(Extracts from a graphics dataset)
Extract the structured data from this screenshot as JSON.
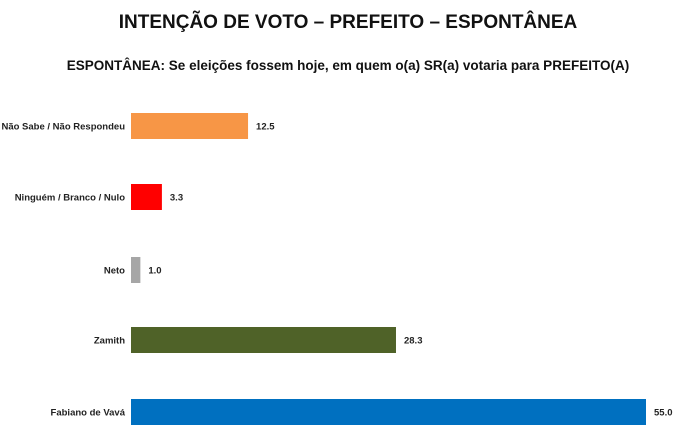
{
  "chart_data": {
    "type": "bar",
    "orientation": "horizontal",
    "title": "INTENÇÃO DE VOTO – PREFEITO – ESPONTÂNEA",
    "subtitle": "ESPONTÂNEA: Se eleições fossem hoje, em quem o(a) SR(a) votaria para PREFEITO(A)",
    "categories": [
      "Não Sabe / Não Respondeu",
      "Ninguém / Branco / Nulo",
      "Neto",
      "Zamith",
      "Fabiano de Vavá"
    ],
    "values": [
      12.5,
      3.3,
      1.0,
      28.3,
      55.0
    ],
    "value_labels": [
      "12.5",
      "3.3",
      "1.0",
      "28.3",
      "55.0"
    ],
    "colors": [
      "#F79646",
      "#FF0000",
      "#A6A6A6",
      "#4F6228",
      "#0070C0"
    ],
    "xlim": [
      0,
      55
    ],
    "grid": false
  }
}
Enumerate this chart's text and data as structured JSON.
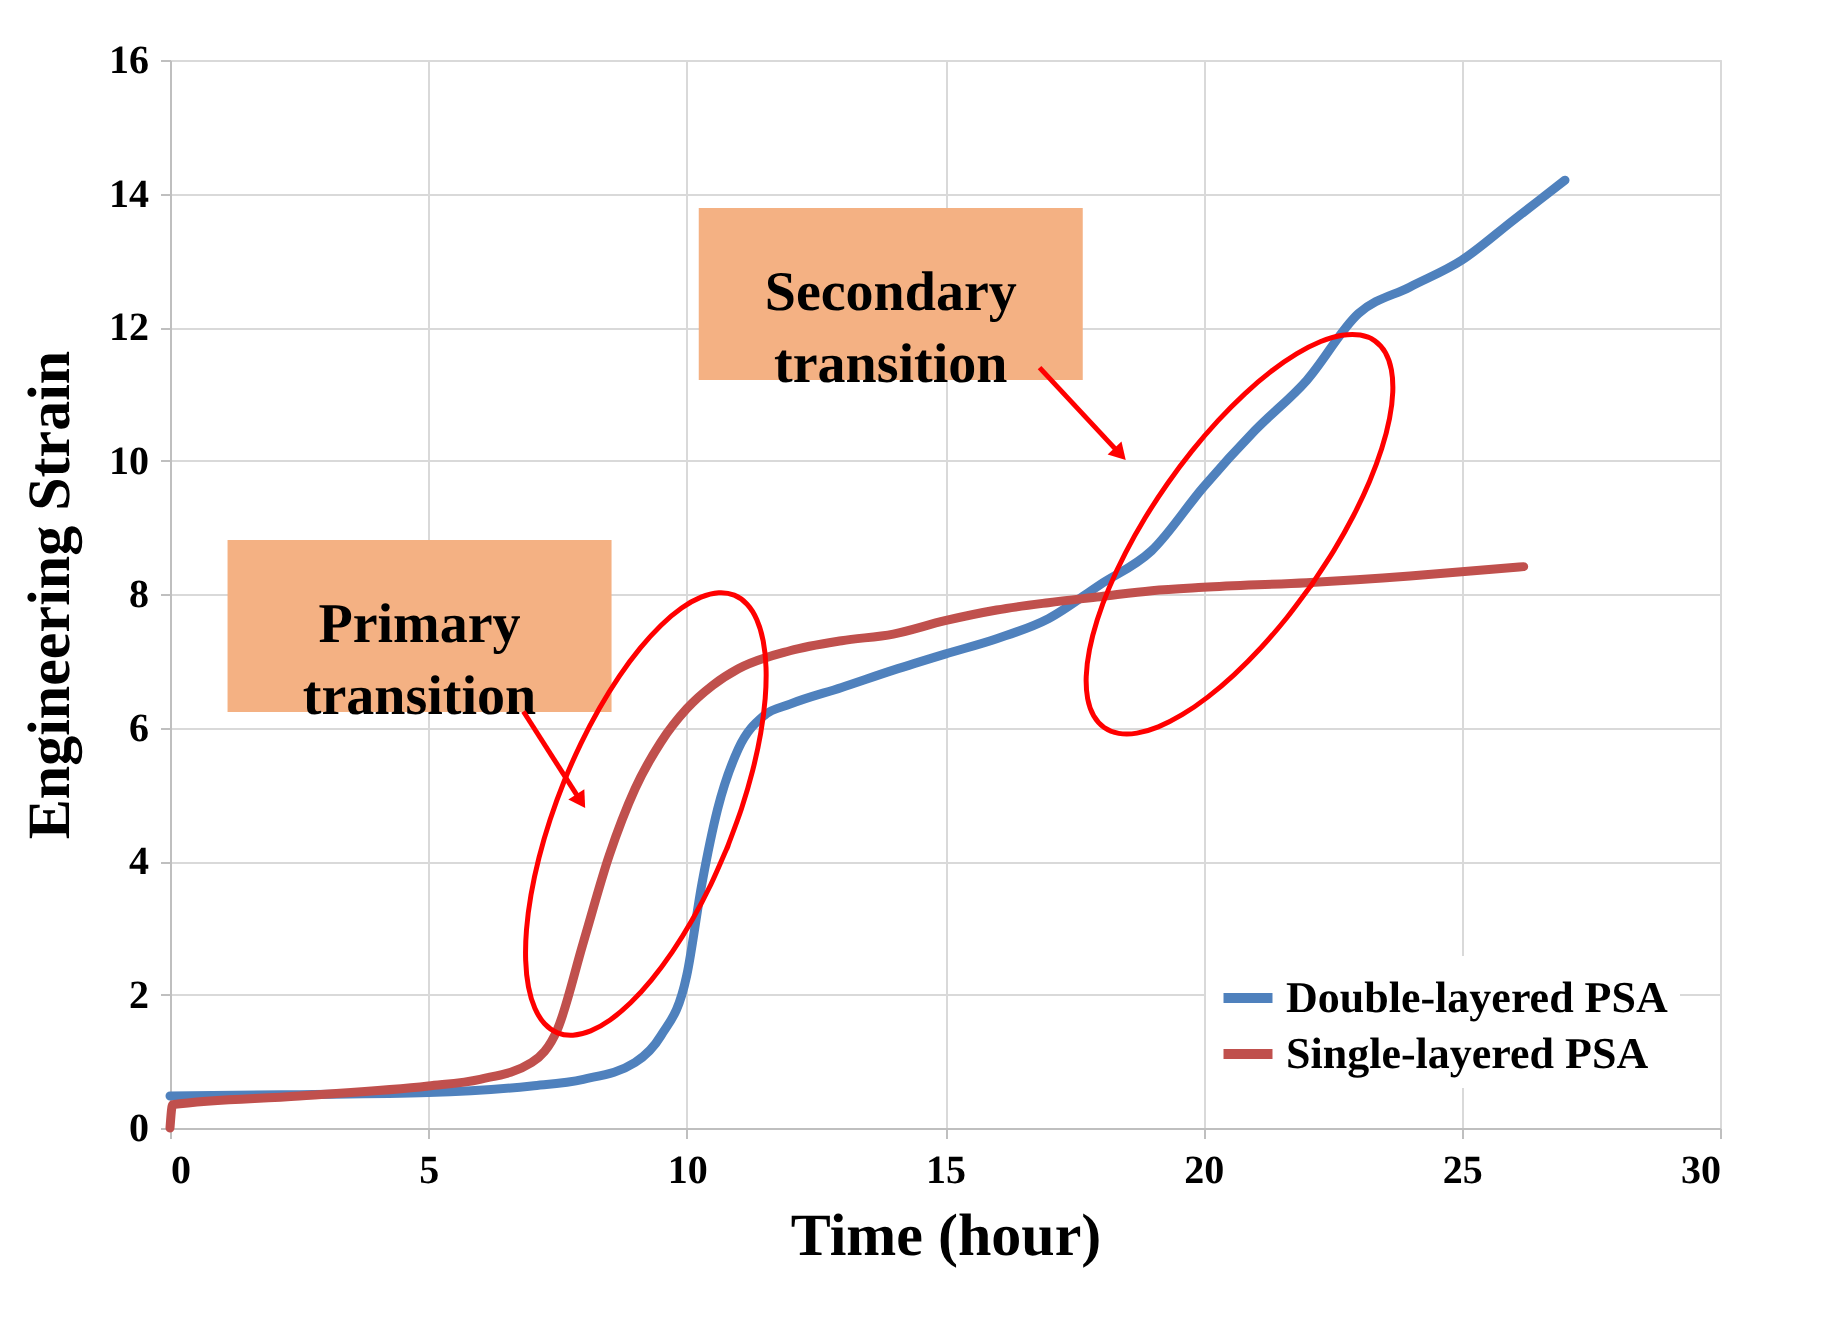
{
  "chart_data": {
    "type": "line",
    "xlabel": "Time (hour)",
    "ylabel": "Engineering Strain",
    "xlim": [
      0,
      30
    ],
    "ylim": [
      0,
      16
    ],
    "xticks": [
      0,
      5,
      10,
      15,
      20,
      25,
      30
    ],
    "yticks": [
      0,
      2,
      4,
      6,
      8,
      10,
      12,
      14,
      16
    ],
    "grid": true,
    "legend": "bottom right",
    "marker": "none",
    "line_style": "solid",
    "series": [
      {
        "name": "Double-layered PSA",
        "color": "#4f81bd",
        "x": [
          0,
          2.5,
          5,
          7,
          8,
          9,
          9.5,
          10,
          10.3,
          10.6,
          11,
          11.5,
          12,
          13,
          14,
          15,
          16,
          17,
          18,
          19,
          20,
          21,
          22,
          23,
          24,
          25,
          26,
          27
        ],
        "values": [
          0.48,
          0.5,
          0.53,
          0.63,
          0.73,
          0.98,
          1.38,
          2.28,
          3.68,
          4.78,
          5.68,
          6.18,
          6.35,
          6.6,
          6.86,
          7.1,
          7.33,
          7.63,
          8.14,
          8.65,
          9.6,
          10.45,
          11.2,
          12.2,
          12.6,
          13.0,
          13.6,
          14.2
        ]
      },
      {
        "name": "Single-layered PSA",
        "color": "#c0504d",
        "x": [
          0,
          0.05,
          2.5,
          5,
          6,
          7,
          7.5,
          8,
          8.5,
          9,
          9.5,
          10,
          10.5,
          11,
          12,
          13,
          14,
          15,
          16,
          17,
          18,
          19,
          20,
          22,
          24,
          26.2
        ],
        "values": [
          0,
          0.35,
          0.48,
          0.63,
          0.73,
          0.98,
          1.48,
          2.78,
          4.08,
          5.08,
          5.78,
          6.28,
          6.63,
          6.88,
          7.15,
          7.3,
          7.4,
          7.6,
          7.76,
          7.87,
          7.96,
          8.05,
          8.1,
          8.17,
          8.27,
          8.41
        ]
      }
    ],
    "annotations": [
      "Primary transition",
      "Secondary transition"
    ]
  }
}
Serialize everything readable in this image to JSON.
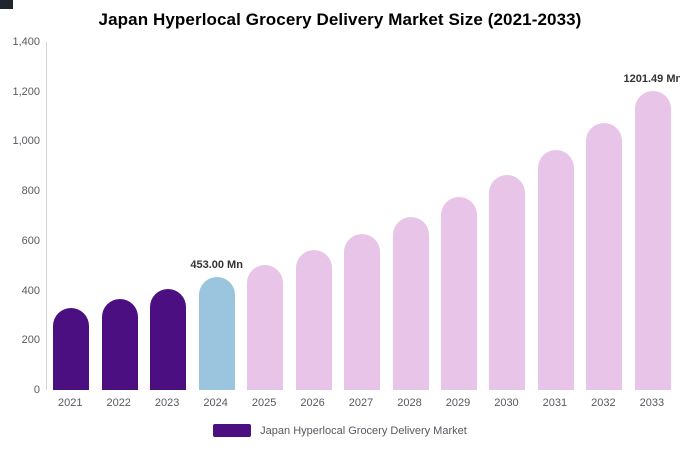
{
  "chart_data": {
    "type": "bar",
    "title": "Japan Hyperlocal Grocery Delivery Market Size (2021-2033)",
    "categories": [
      "2021",
      "2022",
      "2023",
      "2024",
      "2025",
      "2026",
      "2027",
      "2028",
      "2029",
      "2030",
      "2031",
      "2032",
      "2033"
    ],
    "values": [
      330,
      368,
      407,
      453,
      504,
      562,
      626,
      697,
      777,
      865,
      964,
      1074,
      1201.49
    ],
    "unit": "Mn",
    "bar_labels": [
      "",
      "",
      "",
      "453.00 Mn",
      "",
      "",
      "",
      "",
      "",
      "",
      "",
      "",
      "1201.49 Mn"
    ],
    "bar_colors": [
      "#4b0f82",
      "#4b0f82",
      "#4b0f82",
      "#9bc4df",
      "#e7c4e8",
      "#e7c4e8",
      "#e7c4e8",
      "#e7c4e8",
      "#e7c4e8",
      "#e7c4e8",
      "#e7c4e8",
      "#e7c4e8",
      "#e7c4e8"
    ],
    "xlabel": "",
    "ylabel": "",
    "ylim": [
      0,
      1400
    ],
    "yticks": [
      {
        "value": 0,
        "label": "0"
      },
      {
        "value": 200,
        "label": "200"
      },
      {
        "value": 400,
        "label": "400"
      },
      {
        "value": 600,
        "label": "600"
      },
      {
        "value": 800,
        "label": "800"
      },
      {
        "value": 1000,
        "label": "1,000"
      },
      {
        "value": 1200,
        "label": "1,200"
      },
      {
        "value": 1400,
        "label": "1,400"
      }
    ],
    "grid": false,
    "legend": {
      "position": "bottom",
      "items": [
        {
          "label": "Japan Hyperlocal Grocery Delivery Market",
          "color": "#4b0f82"
        }
      ]
    }
  }
}
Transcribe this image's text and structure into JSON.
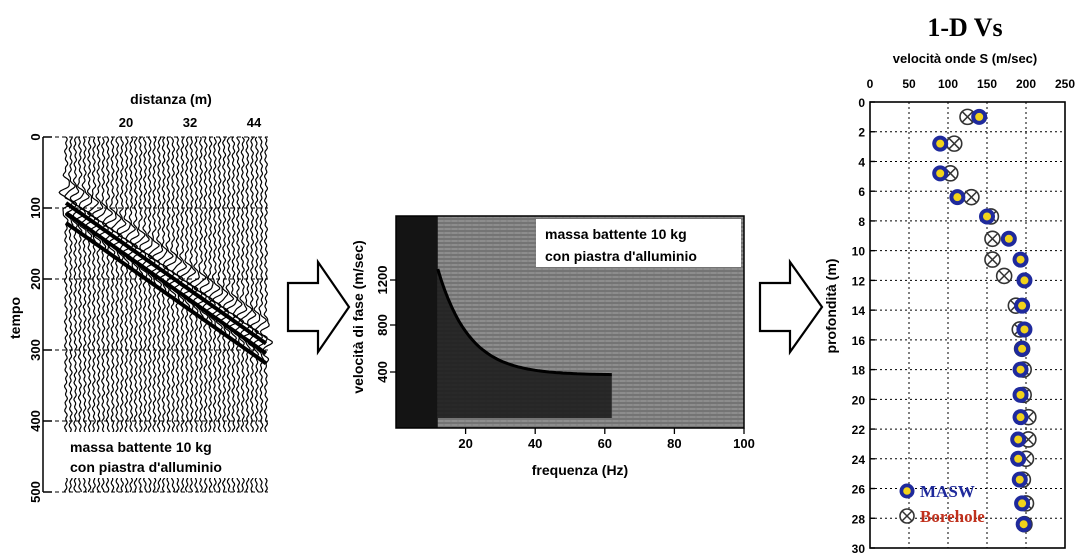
{
  "chart_data": [
    {
      "type": "line",
      "name": "seismogram",
      "xlabel": "distanza (m)",
      "ylabel": "tempo",
      "xticks": [
        "20",
        "32",
        "44"
      ],
      "yticks": [
        "0",
        "100",
        "200",
        "300",
        "400",
        "500"
      ],
      "ylim": [
        0,
        500
      ],
      "annotation": [
        "massa battente 10 kg",
        "con piastra d'alluminio"
      ]
    },
    {
      "type": "heatmap",
      "name": "dispersion-image",
      "xlabel": "frequenza (Hz)",
      "ylabel": "velocità di fase (m/sec)",
      "xticks": [
        "20",
        "40",
        "60",
        "80",
        "100"
      ],
      "yticks": [
        "400",
        "800",
        "1200"
      ],
      "xlim": [
        0,
        100
      ],
      "annotation": [
        "massa battente 10 kg",
        "con piastra d'alluminio"
      ]
    },
    {
      "type": "scatter",
      "name": "vs-profile",
      "title": "1-D Vs",
      "xlabel": "velocità onde S (m/sec)",
      "ylabel": "profondità (m)",
      "xticks": [
        "0",
        "50",
        "100",
        "150",
        "200",
        "250"
      ],
      "yticks": [
        "0",
        "2",
        "4",
        "6",
        "8",
        "10",
        "12",
        "14",
        "16",
        "18",
        "20",
        "22",
        "24",
        "26",
        "28",
        "30"
      ],
      "xlim": [
        0,
        250
      ],
      "ylim": [
        0,
        30
      ],
      "series": [
        {
          "name": "MASW",
          "color": "#1f2a9c",
          "points": [
            [
              140,
              1
            ],
            [
              90,
              2.8
            ],
            [
              90,
              4.8
            ],
            [
              112,
              6.4
            ],
            [
              150,
              7.7
            ],
            [
              178,
              9.2
            ],
            [
              193,
              10.6
            ],
            [
              198,
              12
            ],
            [
              195,
              13.7
            ],
            [
              198,
              15.3
            ],
            [
              195,
              16.6
            ],
            [
              193,
              18
            ],
            [
              193,
              19.7
            ],
            [
              193,
              21.2
            ],
            [
              190,
              22.7
            ],
            [
              190,
              24
            ],
            [
              192,
              25.4
            ],
            [
              195,
              27
            ],
            [
              197,
              28.4
            ]
          ]
        },
        {
          "name": "Borehole",
          "color": "#c0301c",
          "points": [
            [
              125,
              1
            ],
            [
              108,
              2.8
            ],
            [
              103,
              4.8
            ],
            [
              130,
              6.4
            ],
            [
              155,
              7.7
            ],
            [
              157,
              9.2
            ],
            [
              157,
              10.6
            ],
            [
              172,
              11.7
            ],
            [
              187,
              13.7
            ],
            [
              192,
              15.3
            ],
            [
              195,
              16.6
            ],
            [
              197,
              18
            ],
            [
              197,
              19.7
            ],
            [
              203,
              21.2
            ],
            [
              203,
              22.7
            ],
            [
              200,
              24
            ],
            [
              196,
              25.4
            ],
            [
              200,
              27
            ],
            [
              198,
              28.4
            ]
          ]
        }
      ]
    }
  ]
}
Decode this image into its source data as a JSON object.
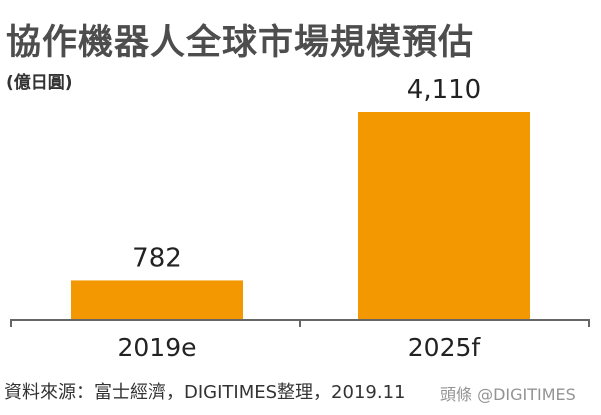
{
  "chart_data": {
    "type": "bar",
    "title": "協作機器人全球市場規模預估",
    "unit": "(億日圓)",
    "categories": [
      "2019e",
      "2025f"
    ],
    "values": [
      782,
      4110
    ],
    "value_labels": [
      "782",
      "4,110"
    ],
    "colors": {
      "bar": "#f39800",
      "axis": "#666666"
    },
    "grid": false,
    "legend": "none"
  },
  "source": "資料來源：富士經濟，DIGITIMES整理，2019.11",
  "watermark": "頭條 @DIGITIMES"
}
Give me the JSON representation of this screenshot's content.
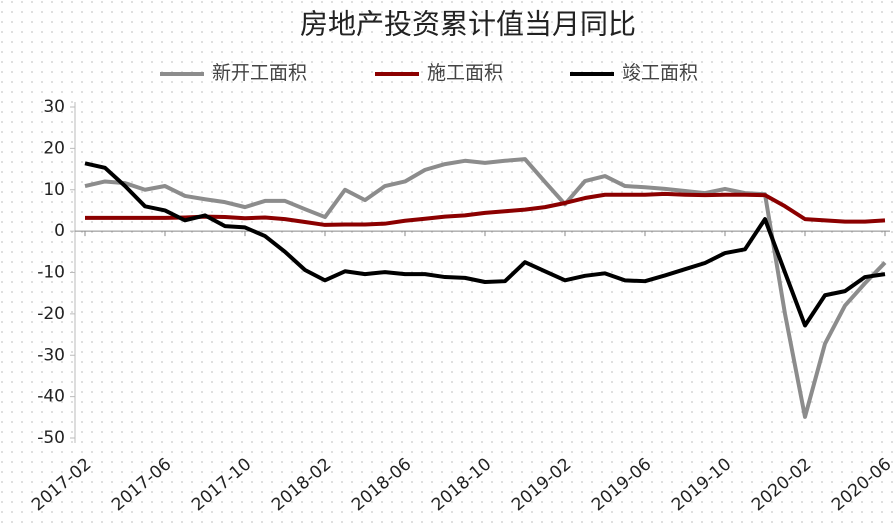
{
  "chart_data": {
    "type": "line",
    "title": "房地产投资累计值当月同比",
    "categories": [
      "2017-02",
      null,
      null,
      null,
      "2017-06",
      null,
      null,
      null,
      "2017-10",
      null,
      null,
      null,
      "2018-02",
      null,
      null,
      null,
      "2018-06",
      null,
      null,
      null,
      "2018-10",
      null,
      null,
      null,
      "2019-02",
      null,
      null,
      null,
      "2019-06",
      null,
      null,
      null,
      "2019-10",
      null,
      null,
      null,
      "2020-02",
      null,
      null,
      null,
      "2020-06"
    ],
    "series": [
      {
        "name": "新开工面积",
        "color": "#8c8c8c",
        "values": [
          10.9,
          12,
          11.6,
          10,
          10.9,
          8.5,
          7.7,
          7,
          5.8,
          7.3,
          7.3,
          5.3,
          3.4,
          10,
          7.5,
          10.9,
          12,
          14.8,
          16.2,
          17,
          16.5,
          17,
          17.4,
          11.9,
          6.5,
          12.1,
          13.3,
          10.9,
          10.6,
          10.2,
          9.7,
          9.2,
          10.2,
          9.2,
          8.9,
          -20,
          -44.9,
          -27.2,
          -18,
          -12.6,
          -7.6
        ]
      },
      {
        "name": "施工面积",
        "color": "#8b0000",
        "values": [
          3.2,
          3.2,
          3.2,
          3.2,
          3.2,
          3.3,
          3.5,
          3.4,
          3.1,
          3.3,
          2.9,
          2.2,
          1.5,
          1.6,
          1.6,
          1.8,
          2.5,
          3,
          3.5,
          3.8,
          4.4,
          4.8,
          5.2,
          5.8,
          6.8,
          8,
          8.8,
          8.8,
          8.8,
          9,
          8.8,
          8.7,
          8.8,
          8.8,
          8.7,
          6,
          2.9,
          2.6,
          2.3,
          2.3,
          2.6
        ]
      },
      {
        "name": "竣工面积",
        "color": "#000000",
        "values": [
          16.4,
          15.3,
          10.9,
          6,
          5,
          2.6,
          3.8,
          1.2,
          0.9,
          -1.2,
          -5,
          -9.4,
          -11.9,
          -9.7,
          -10.4,
          -9.9,
          -10.4,
          -10.4,
          -11.1,
          -11.3,
          -12.3,
          -12.1,
          -7.5,
          -9.7,
          -11.9,
          -10.8,
          -10.2,
          -11.9,
          -12.1,
          -10.7,
          -9.2,
          -7.7,
          -5.3,
          -4.4,
          2.9,
          -10,
          -22.8,
          -15.5,
          -14.5,
          -11.1,
          -10.4
        ]
      }
    ],
    "ylim": [
      -50,
      30
    ],
    "yticks": [
      -50,
      -40,
      -30,
      -20,
      -10,
      0,
      10,
      20,
      30
    ],
    "legend": "top"
  }
}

- _DIRECTIVE_:
Determine how many lines of the data contain "name" and give nothing but that number.

- _THE SOLUTION_:
10